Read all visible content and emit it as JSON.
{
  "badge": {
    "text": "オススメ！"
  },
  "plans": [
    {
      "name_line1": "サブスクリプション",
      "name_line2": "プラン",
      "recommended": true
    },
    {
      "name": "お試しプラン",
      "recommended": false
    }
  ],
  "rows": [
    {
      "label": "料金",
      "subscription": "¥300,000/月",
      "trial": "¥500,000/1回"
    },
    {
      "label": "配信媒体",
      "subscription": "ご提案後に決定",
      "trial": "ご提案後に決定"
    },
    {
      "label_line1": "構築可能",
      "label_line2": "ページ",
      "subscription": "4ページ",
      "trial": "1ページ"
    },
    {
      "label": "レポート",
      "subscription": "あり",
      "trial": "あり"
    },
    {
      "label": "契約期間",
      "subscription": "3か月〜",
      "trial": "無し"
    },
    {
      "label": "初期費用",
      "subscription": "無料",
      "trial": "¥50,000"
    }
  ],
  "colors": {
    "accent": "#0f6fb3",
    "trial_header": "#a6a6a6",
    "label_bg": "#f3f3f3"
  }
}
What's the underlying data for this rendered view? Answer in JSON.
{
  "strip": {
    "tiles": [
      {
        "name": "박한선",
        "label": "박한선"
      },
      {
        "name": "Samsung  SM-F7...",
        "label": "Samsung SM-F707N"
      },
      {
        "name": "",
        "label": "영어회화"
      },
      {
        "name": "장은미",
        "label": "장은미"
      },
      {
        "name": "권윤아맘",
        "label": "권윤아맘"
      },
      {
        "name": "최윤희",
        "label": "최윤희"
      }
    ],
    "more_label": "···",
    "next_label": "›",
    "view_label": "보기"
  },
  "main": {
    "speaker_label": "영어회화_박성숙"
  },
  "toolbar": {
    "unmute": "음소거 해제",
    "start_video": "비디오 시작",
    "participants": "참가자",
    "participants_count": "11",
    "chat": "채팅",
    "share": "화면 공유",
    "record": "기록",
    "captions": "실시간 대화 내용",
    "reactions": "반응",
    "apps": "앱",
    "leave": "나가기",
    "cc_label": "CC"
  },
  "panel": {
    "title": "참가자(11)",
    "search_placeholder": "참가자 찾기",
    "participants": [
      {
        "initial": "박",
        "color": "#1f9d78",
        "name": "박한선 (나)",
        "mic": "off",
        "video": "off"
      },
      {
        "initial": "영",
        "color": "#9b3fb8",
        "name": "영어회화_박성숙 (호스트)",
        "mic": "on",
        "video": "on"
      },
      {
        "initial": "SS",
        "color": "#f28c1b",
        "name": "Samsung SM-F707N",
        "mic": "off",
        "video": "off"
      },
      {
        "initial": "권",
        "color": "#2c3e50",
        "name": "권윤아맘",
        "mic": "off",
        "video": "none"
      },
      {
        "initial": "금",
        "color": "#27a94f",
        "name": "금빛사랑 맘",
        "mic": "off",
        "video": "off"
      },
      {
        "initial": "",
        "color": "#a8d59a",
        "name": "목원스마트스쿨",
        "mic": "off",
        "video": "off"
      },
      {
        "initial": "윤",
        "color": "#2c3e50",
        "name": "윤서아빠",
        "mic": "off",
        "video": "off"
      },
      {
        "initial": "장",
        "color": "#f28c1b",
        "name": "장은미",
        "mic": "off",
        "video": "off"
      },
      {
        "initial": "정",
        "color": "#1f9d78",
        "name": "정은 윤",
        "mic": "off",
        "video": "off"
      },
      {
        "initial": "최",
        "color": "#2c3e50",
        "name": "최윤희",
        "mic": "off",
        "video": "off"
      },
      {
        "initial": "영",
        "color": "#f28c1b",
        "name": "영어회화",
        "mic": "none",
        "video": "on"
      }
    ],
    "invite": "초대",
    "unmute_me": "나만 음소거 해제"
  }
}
—————
EXERCISE >> Your answer should be a single number: how many lines of the material contain the word "subscription".

IN RESPONSE >> 6